[Dataset entries]
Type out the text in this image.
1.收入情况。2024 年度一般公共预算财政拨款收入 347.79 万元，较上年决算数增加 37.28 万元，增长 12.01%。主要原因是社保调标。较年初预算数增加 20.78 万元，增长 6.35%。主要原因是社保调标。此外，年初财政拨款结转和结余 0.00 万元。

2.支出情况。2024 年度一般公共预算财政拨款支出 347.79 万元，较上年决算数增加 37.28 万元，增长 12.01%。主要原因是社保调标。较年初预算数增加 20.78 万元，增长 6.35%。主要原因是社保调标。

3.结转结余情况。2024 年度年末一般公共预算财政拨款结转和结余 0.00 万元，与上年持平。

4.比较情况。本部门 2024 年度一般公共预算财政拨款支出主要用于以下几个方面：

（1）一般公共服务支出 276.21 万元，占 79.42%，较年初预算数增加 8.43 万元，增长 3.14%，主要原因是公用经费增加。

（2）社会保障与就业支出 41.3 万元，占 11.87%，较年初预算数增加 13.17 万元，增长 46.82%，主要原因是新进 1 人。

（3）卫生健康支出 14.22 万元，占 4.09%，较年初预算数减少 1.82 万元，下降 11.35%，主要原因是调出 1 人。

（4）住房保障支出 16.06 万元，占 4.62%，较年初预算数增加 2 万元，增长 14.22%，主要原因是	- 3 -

WHAT TO PRODUCE
Each line of the material must be restated exactly.

SOLUTION TO THE EXERCISE
Type out the text in this image.
1.收入情况。2024 年度一般公共预算财政拨款收入 347.79 万元，较上年决算数增加 37.28 万元，增长 12.01%。主要原因是社保调标。较年初预算数增加 20.78 万元，增长 6.35%。主要原因是社保调标。此外，年初财政拨款结转和结余 0.00 万元。

2.支出情况。2024 年度一般公共预算财政拨款支出 347.79 万元，较上年决算数增加 37.28 万元，增长 12.01%。主要原因是社保调标。较年初预算数增加 20.78 万元，增长 6.35%。主要原因是社保调标。

3.结转结余情况。2024 年度年末一般公共预算财政拨款结转和结余 0.00 万元，与上年持平。

4.比较情况。本部门 2024 年度一般公共预算财政拨款支出主要用于以下几个方面：

（1）一般公共服务支出 276.21 万元，占 79.42%，较年初预算数增加 8.43 万元，增长 3.14%，主要原因是公用经费增加。

（2）社会保障与就业支出 41.3 万元，占 11.87%，较年初预算数增加 13.17 万元，增长 46.82%，主要原因是新进 1 人。

（3）卫生健康支出 14.22 万元，占 4.09%，较年初预算数减少 1.82 万元，下降 11.35%，主要原因是调出 1 人。

（4）住房保障支出 16.06 万元，占 4.62%，较年初预算数增加 2 万元，增长 14.22%，主要原因是	- 3 -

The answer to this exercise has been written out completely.